How many of the lines below contain "from"? Answer with that number alone.

Stored data:
⟨

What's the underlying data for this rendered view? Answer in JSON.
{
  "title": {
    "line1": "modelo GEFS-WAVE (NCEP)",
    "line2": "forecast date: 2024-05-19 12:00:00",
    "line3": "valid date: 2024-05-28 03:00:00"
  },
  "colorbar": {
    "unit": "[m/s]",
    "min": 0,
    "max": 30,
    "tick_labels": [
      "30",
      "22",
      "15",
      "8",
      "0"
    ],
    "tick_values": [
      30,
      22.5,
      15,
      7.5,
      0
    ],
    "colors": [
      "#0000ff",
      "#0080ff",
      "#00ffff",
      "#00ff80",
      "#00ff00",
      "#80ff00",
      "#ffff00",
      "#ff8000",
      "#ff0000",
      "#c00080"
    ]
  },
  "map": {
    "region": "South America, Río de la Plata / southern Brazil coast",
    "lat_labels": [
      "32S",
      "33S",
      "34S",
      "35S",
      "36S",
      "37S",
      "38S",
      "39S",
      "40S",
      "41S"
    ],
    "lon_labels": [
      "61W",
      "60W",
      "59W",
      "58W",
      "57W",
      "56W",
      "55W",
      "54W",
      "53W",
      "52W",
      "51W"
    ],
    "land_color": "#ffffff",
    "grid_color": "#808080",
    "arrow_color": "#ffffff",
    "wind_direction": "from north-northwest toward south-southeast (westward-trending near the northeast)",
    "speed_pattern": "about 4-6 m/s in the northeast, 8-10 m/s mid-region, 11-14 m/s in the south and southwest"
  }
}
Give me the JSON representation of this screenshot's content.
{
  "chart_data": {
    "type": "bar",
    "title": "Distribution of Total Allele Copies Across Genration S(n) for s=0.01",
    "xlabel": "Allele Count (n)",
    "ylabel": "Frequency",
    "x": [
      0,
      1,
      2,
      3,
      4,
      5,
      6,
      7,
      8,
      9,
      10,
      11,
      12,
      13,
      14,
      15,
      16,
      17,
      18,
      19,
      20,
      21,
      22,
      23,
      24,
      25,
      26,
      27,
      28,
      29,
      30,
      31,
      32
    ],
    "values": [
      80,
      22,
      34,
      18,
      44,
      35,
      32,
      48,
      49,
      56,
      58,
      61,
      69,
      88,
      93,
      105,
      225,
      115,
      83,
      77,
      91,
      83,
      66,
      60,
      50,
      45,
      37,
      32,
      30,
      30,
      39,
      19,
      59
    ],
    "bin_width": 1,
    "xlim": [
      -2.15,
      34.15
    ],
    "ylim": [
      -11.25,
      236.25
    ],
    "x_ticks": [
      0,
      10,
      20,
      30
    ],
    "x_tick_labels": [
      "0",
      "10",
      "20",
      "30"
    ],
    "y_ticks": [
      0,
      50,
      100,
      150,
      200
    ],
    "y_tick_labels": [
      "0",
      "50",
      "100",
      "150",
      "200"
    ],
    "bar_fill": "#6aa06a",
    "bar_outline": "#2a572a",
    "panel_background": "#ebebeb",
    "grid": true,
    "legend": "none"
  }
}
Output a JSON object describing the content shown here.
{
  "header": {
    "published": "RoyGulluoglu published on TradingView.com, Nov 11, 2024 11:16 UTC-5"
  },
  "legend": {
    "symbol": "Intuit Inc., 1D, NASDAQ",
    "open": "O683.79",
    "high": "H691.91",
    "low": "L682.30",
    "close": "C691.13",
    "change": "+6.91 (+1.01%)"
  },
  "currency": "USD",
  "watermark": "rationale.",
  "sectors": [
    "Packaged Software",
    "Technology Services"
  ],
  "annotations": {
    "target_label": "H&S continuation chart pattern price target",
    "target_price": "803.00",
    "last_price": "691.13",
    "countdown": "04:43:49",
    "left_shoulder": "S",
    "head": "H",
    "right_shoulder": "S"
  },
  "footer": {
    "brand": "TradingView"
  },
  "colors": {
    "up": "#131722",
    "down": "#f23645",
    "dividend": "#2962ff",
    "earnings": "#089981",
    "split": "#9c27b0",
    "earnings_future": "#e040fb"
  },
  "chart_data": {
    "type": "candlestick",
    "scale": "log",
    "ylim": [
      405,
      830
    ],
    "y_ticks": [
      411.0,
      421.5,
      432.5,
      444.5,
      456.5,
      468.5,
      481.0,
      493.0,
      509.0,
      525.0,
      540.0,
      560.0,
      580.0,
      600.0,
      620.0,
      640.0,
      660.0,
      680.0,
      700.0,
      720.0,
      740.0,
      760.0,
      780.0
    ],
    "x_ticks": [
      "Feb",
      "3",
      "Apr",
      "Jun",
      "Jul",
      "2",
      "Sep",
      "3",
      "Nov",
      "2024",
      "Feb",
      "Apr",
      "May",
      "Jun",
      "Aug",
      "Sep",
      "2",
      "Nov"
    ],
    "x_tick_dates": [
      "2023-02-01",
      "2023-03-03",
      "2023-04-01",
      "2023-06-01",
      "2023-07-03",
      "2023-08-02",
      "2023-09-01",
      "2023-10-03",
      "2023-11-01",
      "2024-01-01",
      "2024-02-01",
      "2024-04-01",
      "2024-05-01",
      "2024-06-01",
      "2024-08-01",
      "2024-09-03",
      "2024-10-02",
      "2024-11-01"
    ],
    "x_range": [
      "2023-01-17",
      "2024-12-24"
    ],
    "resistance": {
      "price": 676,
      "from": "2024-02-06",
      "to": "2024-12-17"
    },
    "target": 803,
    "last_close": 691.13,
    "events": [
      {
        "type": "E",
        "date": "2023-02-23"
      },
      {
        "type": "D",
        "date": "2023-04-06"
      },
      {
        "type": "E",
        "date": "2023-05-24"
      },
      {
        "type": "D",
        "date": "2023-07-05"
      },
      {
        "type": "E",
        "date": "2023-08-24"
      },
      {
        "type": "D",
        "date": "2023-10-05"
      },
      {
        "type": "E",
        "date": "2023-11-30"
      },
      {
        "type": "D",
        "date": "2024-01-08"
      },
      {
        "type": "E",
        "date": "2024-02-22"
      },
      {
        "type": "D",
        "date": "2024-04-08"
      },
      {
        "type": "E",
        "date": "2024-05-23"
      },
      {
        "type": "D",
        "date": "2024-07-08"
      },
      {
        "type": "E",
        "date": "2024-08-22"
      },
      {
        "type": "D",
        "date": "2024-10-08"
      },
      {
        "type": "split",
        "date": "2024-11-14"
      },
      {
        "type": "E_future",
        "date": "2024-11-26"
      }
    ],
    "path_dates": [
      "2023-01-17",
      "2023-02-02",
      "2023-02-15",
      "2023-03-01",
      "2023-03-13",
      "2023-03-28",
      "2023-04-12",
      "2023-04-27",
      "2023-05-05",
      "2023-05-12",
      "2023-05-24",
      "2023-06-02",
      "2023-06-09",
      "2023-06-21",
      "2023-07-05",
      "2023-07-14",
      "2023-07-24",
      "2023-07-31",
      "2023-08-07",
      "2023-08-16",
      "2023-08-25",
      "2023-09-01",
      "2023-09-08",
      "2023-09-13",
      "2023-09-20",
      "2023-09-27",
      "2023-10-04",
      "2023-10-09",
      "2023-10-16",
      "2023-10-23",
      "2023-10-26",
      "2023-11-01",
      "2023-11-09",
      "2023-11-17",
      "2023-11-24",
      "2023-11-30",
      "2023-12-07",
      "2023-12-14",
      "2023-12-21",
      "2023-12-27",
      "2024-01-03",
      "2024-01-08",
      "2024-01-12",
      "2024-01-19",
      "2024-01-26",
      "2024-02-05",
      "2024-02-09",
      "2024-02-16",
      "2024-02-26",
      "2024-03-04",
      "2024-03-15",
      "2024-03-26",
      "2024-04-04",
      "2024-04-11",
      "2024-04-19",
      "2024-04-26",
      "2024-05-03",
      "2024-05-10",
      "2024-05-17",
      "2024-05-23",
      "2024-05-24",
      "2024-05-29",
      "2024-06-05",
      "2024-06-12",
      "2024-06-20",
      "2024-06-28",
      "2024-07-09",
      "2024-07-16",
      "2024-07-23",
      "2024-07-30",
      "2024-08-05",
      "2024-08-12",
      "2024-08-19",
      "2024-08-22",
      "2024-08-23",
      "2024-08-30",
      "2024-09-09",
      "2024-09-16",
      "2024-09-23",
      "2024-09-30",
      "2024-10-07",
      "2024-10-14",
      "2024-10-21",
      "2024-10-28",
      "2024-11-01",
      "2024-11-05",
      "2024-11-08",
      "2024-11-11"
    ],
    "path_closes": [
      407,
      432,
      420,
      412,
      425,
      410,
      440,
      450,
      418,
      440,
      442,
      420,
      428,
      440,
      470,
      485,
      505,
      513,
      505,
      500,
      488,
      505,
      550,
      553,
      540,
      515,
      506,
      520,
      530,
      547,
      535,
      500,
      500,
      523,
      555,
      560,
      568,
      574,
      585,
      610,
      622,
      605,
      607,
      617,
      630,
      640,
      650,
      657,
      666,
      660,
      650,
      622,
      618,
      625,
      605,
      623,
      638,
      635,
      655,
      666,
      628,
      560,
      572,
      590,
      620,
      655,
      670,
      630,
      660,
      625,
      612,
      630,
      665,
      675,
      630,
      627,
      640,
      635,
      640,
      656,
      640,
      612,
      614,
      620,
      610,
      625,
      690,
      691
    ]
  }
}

⟩

**RESPONSE**
2